**BRIEF**
Locate the string "være" throughout the material and copy every line in which it occurs.

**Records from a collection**

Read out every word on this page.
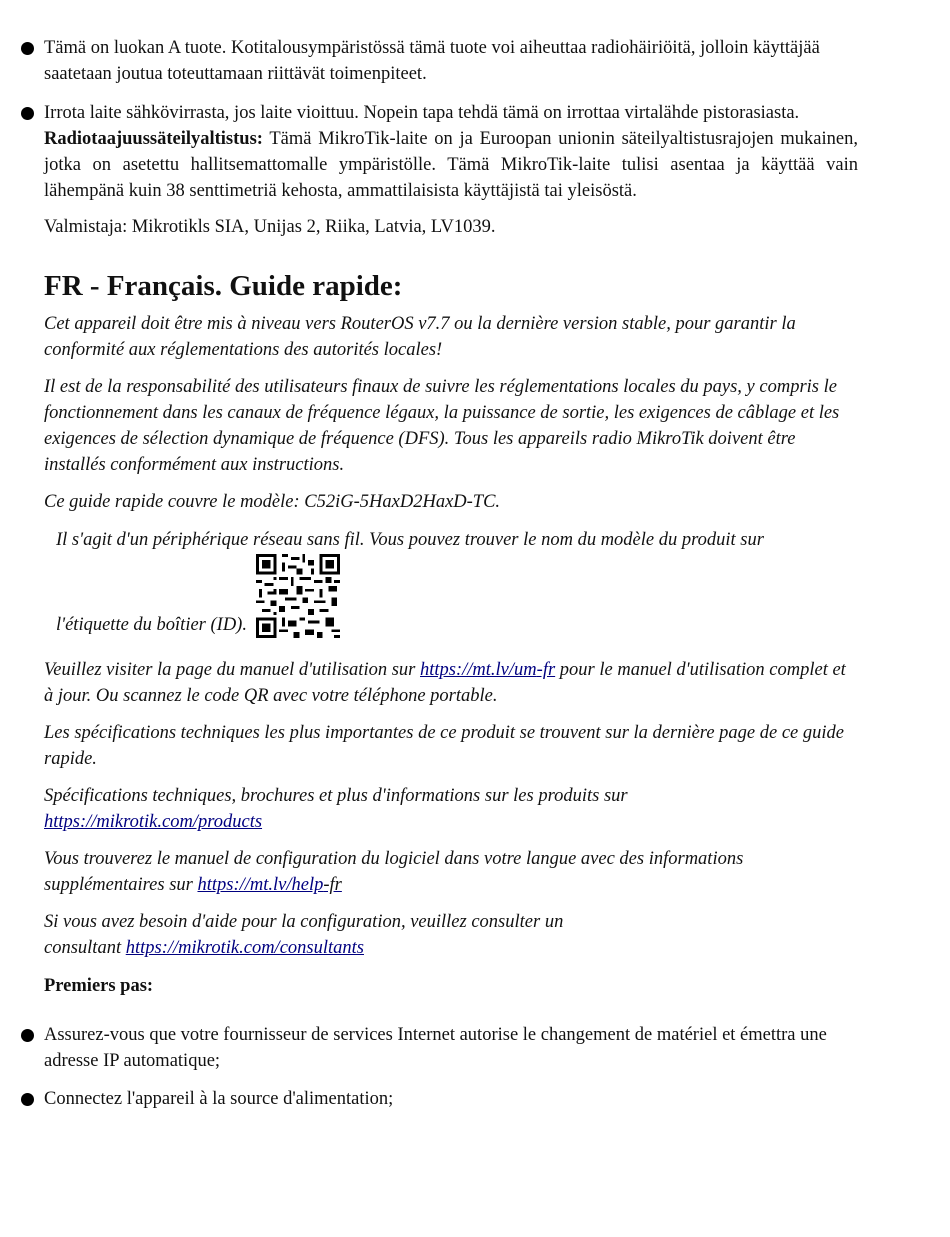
Tämä on luokan A tuote. Kotitalousympäristössä tämä tuote voi aiheuttaa radiohäiriöitä, jolloin käyttäjää saatetaan joutua toteuttamaan riittävät toimenpiteet.
Irrota laite sähkövirrasta, jos laite vioittuu. Nopein tapa tehdä tämä on irrottaa virtalähde pistorasiasta.
Radiotaajuussäteilyaltistus: Tämä MikroTik-laite on ja Euroopan unionin säteilyaltistusrajojen mukainen, jotka on asetettu hallitsemattomalle ympäristölle. Tämä MikroTik-laite tulisi asentaa ja käyttää vain lähempänä kuin 38 senttimetriä kehosta, ammattilaisista käyttäjistä tai yleisöstä.
Valmistaja: Mikrotikls SIA, Unijas 2, Riika, Latvia, LV1039.
FR - Français. Guide rapide:
Cet appareil doit être mis à niveau vers RouterOS v7.7 ou la dernière version stable, pour garantir la conformité aux réglementations des autorités locales!
Il est de la responsabilité des utilisateurs finaux de suivre les réglementations locales du pays, y compris le fonctionnement dans les canaux de fréquence légaux, la puissance de sortie, les exigences de câblage et les exigences de sélection dynamique de fréquence (DFS). Tous les appareils radio MikroTik doivent être installés conformément aux instructions.
Ce guide rapide couvre le modèle: C52iG-5HaxD2HaxD-TC.
Il s'agit d'un périphérique réseau sans fil. Vous pouvez trouver le nom du modèle du produit sur
l'étiquette du boîtier (ID).
Veuillez visiter la page du manuel d'utilisation sur https://mt.lv/um-fr pour le manuel d'utilisation complet et à jour. Ou scannez le code QR avec votre téléphone portable.
Les spécifications techniques les plus importantes de ce produit se trouvent sur la dernière page de ce guide rapide.
Spécifications techniques, brochures et plus d'informations sur les produits sur https://mikrotik.com/products
Vous trouverez le manuel de configuration du logiciel dans votre langue avec des informations supplémentaires sur https://mt.lv/help-fr
Si vous avez besoin d'aide pour la configuration, veuillez consulter un consultant https://mikrotik.com/consultants
Premiers pas:
Assurez-vous que votre fournisseur de services Internet autorise le changement de matériel et émettra une adresse IP automatique;
Connectez l'appareil à la source d'alimentation;
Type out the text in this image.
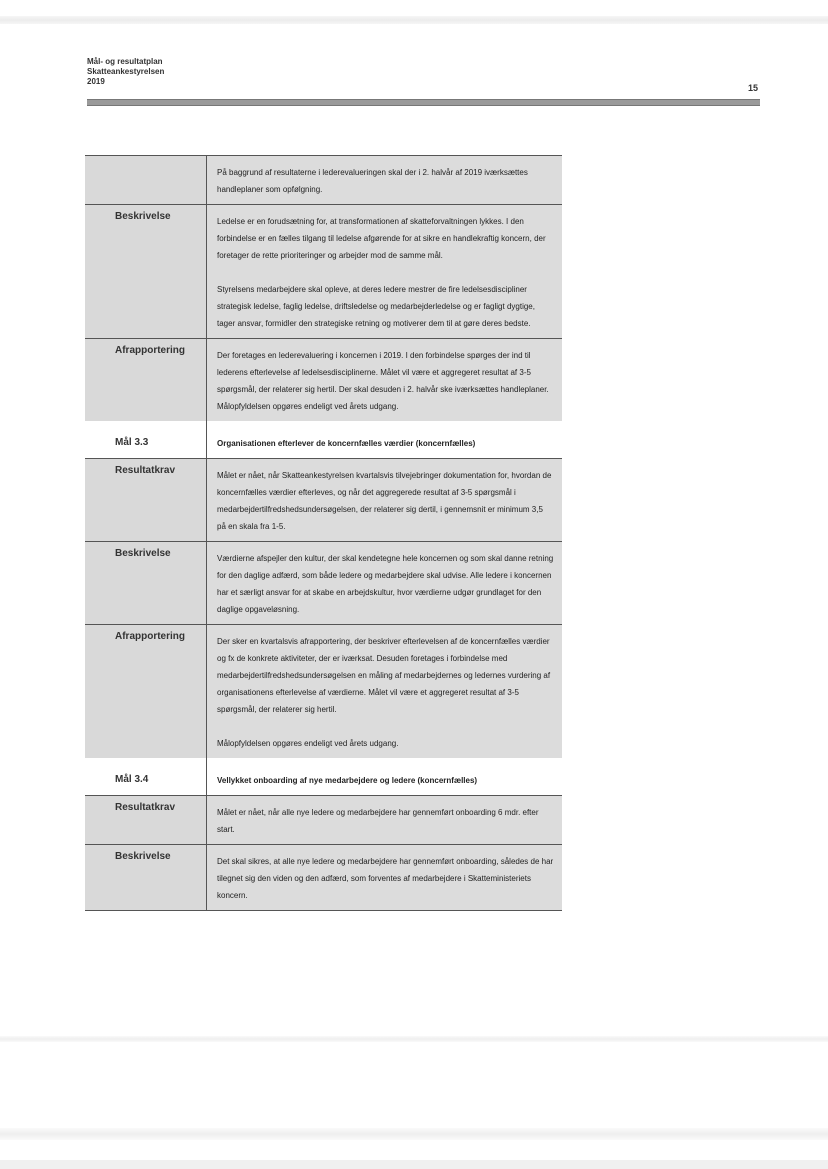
Mål- og resultatplan
Skatteankestyrelsen
2019
15
På baggrund af resultaterne i lederevalueringen skal der i 2. halvår af 2019 iværksættes handleplaner som opfølgning.
Beskrivelse	Ledelse er en forudsætning for, at transformationen af skatteforvaltningen lykkes. I den forbindelse er en fælles tilgang til ledelse afgørende for at sikre en handlekraftig koncern, der foretager de rette prioriteringer og arbejder mod de samme mål.
Styrelsens medarbejdere skal opleve, at deres ledere mestrer de fire ledelsesdiscipliner strategisk ledelse, faglig ledelse, driftsledelse og medarbejderledelse og er fagligt dygtige, tager ansvar, formidler den strategiske retning og motiverer dem til at gøre deres bedste.
Afrapportering	Der foretages en lederevaluering i koncernen i 2019. I den forbindelse spørges der ind til lederens efterlevelse af ledelsesdisciplinerne. Målet vil være et aggregeret resultat af 3-5 spørgsmål, der relaterer sig hertil. Der skal desuden i 2. halvår ske iværksættes handleplaner.
Målopfyldelsen opgøres endeligt ved årets udgang.
Mål 3.3	Organisationen efterlever de koncernfælles værdier (koncernfælles)
Resultatkrav	Målet er nået, når Skatteankestyrelsen kvartalsvis tilvejebringer dokumentation for, hvordan de koncernfælles værdier efterleves, og når det aggregerede resultat af 3-5 spørgsmål i medarbejdertilfredshedsundersøgelsen, der relaterer sig dertil, i gennemsnit er minimum 3,5 på en skala fra 1-5.
Beskrivelse	Værdierne afspejler den kultur, der skal kendetegne hele koncernen og som skal danne retning for den daglige adfærd, som både ledere og medarbejdere skal udvise. Alle ledere i koncernen har et særligt ansvar for at skabe en arbejdskultur, hvor værdierne udgør grundlaget for den daglige opgaveløsning.
Afrapportering	Der sker en kvartalsvis afrapportering, der beskriver efterlevelsen af de koncernfælles værdier og fx de konkrete aktiviteter, der er iværksat. Desuden foretages i forbindelse med medarbejdertilfredshedsundersøgelsen en måling af medarbejdernes og ledernes vurdering af organisationens efterlevelse af værdierne. Målet vil være et aggregeret resultat af 3-5 spørgsmål, der relaterer sig hertil.
Målopfyldelsen opgøres endeligt ved årets udgang.
Mål 3.4	Vellykket onboarding af nye medarbejdere og ledere (koncernfælles)
Resultatkrav	Målet er nået, når alle nye ledere og medarbejdere har gennemført onboarding 6 mdr. efter start.
Beskrivelse	Det skal sikres, at alle nye ledere og medarbejdere har gennemført onboarding, således de har tilegnet sig den viden og den adfærd, som forventes af medarbejdere i Skatteministeriets koncern.
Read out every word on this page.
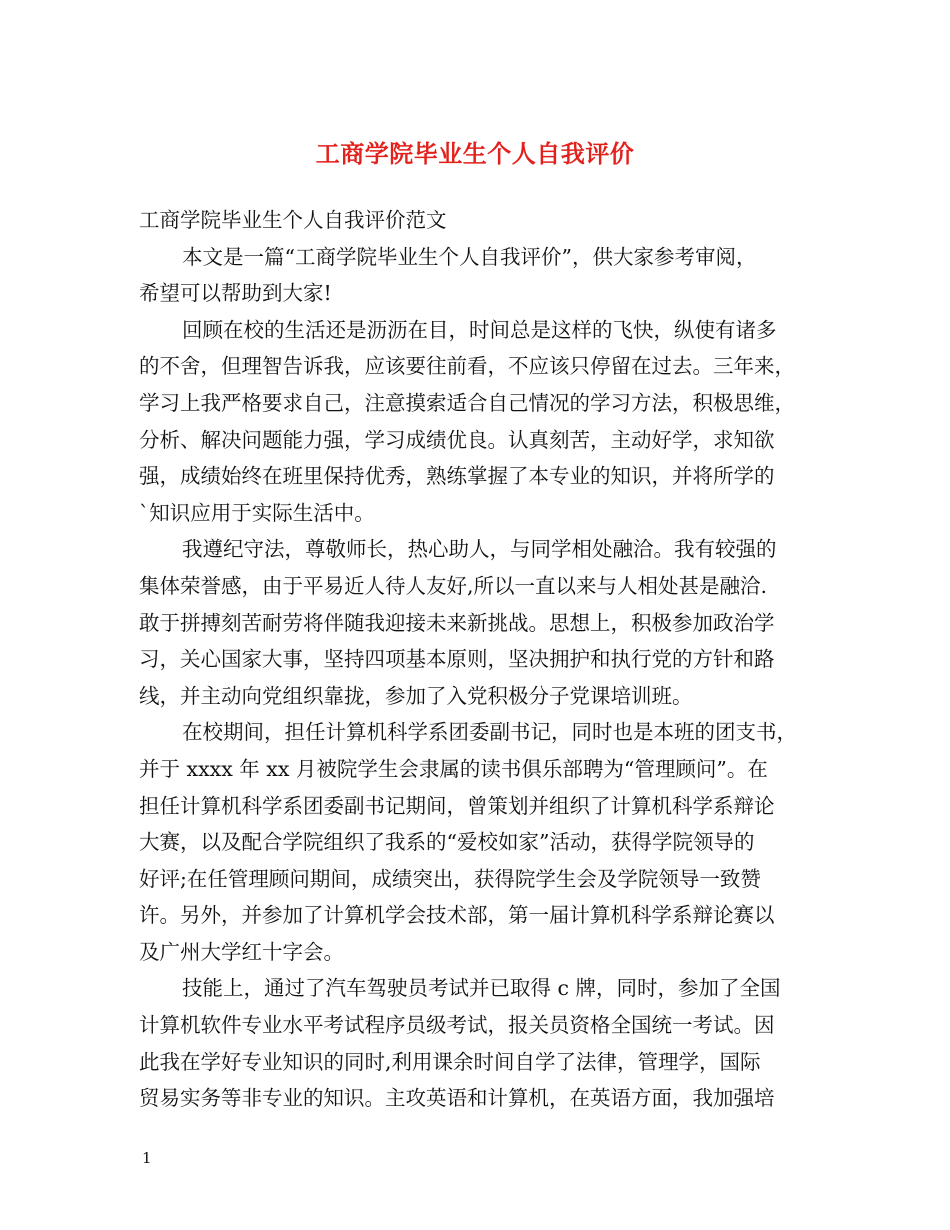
工商学院毕业生个人自我评价
工商学院毕业生个人自我评价范文
本文是一篇“工商学院毕业生个人自我评价”，供大家参考审阅，
希望可以帮助到大家!
回顾在校的生活还是沥沥在目，时间总是这样的飞快，纵使有诸多
的不舍，但理智告诉我，应该要往前看，不应该只停留在过去。三年来，
学习上我严格要求自己，注意摸索适合自己情况的学习方法，积极思维，
分析、解决问题能力强，学习成绩优良。认真刻苦，主动好学，求知欲
强，成绩始终在班里保持优秀，熟练掌握了本专业的知识，并将所学的
`知识应用于实际生活中。
我遵纪守法，尊敬师长，热心助人，与同学相处融洽。我有较强的
集体荣誉感，由于平易近人待人友好,所以一直以来与人相处甚是融洽.
敢于拼搏刻苦耐劳将伴随我迎接未来新挑战。思想上，积极参加政治学
习，关心国家大事，坚持四项基本原则，坚决拥护和执行党的方针和路
线，并主动向党组织靠拢，参加了入党积极分子党课培训班。
在校期间，担任计算机科学系团委副书记，同时也是本班的团支书，
并于 xxxx 年 xx 月被院学生会隶属的读书俱乐部聘为“管理顾问”。在
担任计算机科学系团委副书记期间，曾策划并组织了计算机科学系辩论
大赛，以及配合学院组织了我系的“爱校如家”活动，获得学院领导的
好评;在任管理顾问期间，成绩突出，获得院学生会及学院领导一致赞
许。另外，并参加了计算机学会技术部，第一届计算机科学系辩论赛以
及广州大学红十字会。
技能上，通过了汽车驾驶员考试并已取得 c 牌，同时，参加了全国
计算机软件专业水平考试程序员级考试，报关员资格全国统一考试。因
此我在学好专业知识的同时,利用课余时间自学了法律，管理学，国际
贸易实务等非专业的知识。主攻英语和计算机，在英语方面，我加强培
1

**RESPONSE BELOW**
Afrapportering	Der foretages en lederevaluering i koncernen i 2019. I den forbindelse spørges der ind til lederens efterlevelse af ledelsesdisciplinerne. Målet vil være et aggregeret resultat af 3-5 spørgsmål, der relaterer sig hertil. Der skal desuden i 2. halvår ske iværksættes handleplaner.
Afrapportering	Der sker en kvartalsvis afrapportering, der beskriver efterlevelsen af de koncernfælles værdier og fx de konkrete aktiviteter, der er iværksat. Desuden foretages i forbindelse med medarbejdertilfredshedsundersøgelsen en måling af medarbejdernes og ledernes vurdering af organisationens efterlevelse af værdierne. Målet vil være et aggregeret resultat af 3-5 spørgsmål, der relaterer sig hertil.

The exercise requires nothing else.